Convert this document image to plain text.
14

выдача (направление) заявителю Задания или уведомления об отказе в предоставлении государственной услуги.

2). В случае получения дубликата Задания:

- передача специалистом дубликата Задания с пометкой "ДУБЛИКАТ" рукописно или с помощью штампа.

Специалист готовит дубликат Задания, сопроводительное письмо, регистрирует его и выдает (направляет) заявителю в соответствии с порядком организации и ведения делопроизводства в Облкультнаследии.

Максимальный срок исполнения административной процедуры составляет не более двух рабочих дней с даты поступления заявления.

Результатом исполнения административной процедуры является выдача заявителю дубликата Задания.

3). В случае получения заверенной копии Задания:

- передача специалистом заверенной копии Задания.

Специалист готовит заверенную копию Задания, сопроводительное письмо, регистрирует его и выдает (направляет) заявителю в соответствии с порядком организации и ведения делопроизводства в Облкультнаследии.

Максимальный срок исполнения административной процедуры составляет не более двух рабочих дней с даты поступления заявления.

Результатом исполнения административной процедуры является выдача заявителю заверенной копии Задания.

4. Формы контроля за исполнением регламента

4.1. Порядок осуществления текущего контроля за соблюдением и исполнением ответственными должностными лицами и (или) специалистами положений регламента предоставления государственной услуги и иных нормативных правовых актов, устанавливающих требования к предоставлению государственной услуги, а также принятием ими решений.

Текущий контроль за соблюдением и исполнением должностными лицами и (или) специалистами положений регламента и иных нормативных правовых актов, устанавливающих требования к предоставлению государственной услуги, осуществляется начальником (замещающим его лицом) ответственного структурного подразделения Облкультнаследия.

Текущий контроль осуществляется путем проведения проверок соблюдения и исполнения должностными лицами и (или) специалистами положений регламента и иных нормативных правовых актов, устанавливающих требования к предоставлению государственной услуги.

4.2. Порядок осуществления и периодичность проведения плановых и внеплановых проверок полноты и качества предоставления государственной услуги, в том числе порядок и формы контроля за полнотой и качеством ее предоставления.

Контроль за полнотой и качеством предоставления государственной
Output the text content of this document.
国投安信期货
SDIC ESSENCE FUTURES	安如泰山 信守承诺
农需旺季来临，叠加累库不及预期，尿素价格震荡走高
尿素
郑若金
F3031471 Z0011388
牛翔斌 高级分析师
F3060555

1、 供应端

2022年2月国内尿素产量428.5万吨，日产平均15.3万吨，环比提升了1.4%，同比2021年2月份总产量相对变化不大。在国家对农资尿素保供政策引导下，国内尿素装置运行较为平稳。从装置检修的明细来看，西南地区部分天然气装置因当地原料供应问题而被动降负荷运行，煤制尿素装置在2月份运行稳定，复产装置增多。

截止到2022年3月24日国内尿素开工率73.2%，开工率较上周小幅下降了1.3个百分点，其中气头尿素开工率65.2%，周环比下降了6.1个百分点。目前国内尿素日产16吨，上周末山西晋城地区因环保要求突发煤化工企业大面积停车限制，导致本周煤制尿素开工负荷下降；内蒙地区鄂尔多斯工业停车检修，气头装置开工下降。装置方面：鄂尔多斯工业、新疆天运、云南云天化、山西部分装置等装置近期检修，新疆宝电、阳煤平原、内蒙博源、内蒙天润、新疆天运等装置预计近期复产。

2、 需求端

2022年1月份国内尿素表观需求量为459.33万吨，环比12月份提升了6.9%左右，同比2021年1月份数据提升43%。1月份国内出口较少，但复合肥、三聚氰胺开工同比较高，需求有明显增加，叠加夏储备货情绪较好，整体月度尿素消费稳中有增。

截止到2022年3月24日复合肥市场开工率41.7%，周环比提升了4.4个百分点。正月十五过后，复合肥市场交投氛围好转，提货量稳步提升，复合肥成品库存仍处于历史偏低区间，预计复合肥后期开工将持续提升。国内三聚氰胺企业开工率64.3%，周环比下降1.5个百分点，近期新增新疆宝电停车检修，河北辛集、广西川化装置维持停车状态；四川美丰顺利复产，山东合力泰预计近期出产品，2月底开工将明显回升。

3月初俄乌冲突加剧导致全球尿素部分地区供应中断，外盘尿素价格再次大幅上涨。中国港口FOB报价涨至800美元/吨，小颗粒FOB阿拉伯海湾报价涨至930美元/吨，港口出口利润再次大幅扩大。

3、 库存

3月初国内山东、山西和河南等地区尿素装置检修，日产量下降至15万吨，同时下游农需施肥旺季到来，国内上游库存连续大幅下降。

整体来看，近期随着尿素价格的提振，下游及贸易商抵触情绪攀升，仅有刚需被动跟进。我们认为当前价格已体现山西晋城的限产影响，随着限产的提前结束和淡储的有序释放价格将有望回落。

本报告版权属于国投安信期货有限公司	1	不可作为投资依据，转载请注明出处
══════════
**What you have to do**
Lines that hold the word "организации" are the ones to return, every one of them.

**Solution to the problem**
Специалист готовит дубликат Задания, сопроводительное письмо, регистрирует его и выдает (направляет) заявителю в соответствии с порядком организации и ведения делопроизводства в Облкультнаследии.
Специалист готовит заверенную копию Задания, сопроводительное письмо, регистрирует его и выдает (направляет) заявителю в соответствии с порядком организации и ведения делопроизводства в Облкультнаследии.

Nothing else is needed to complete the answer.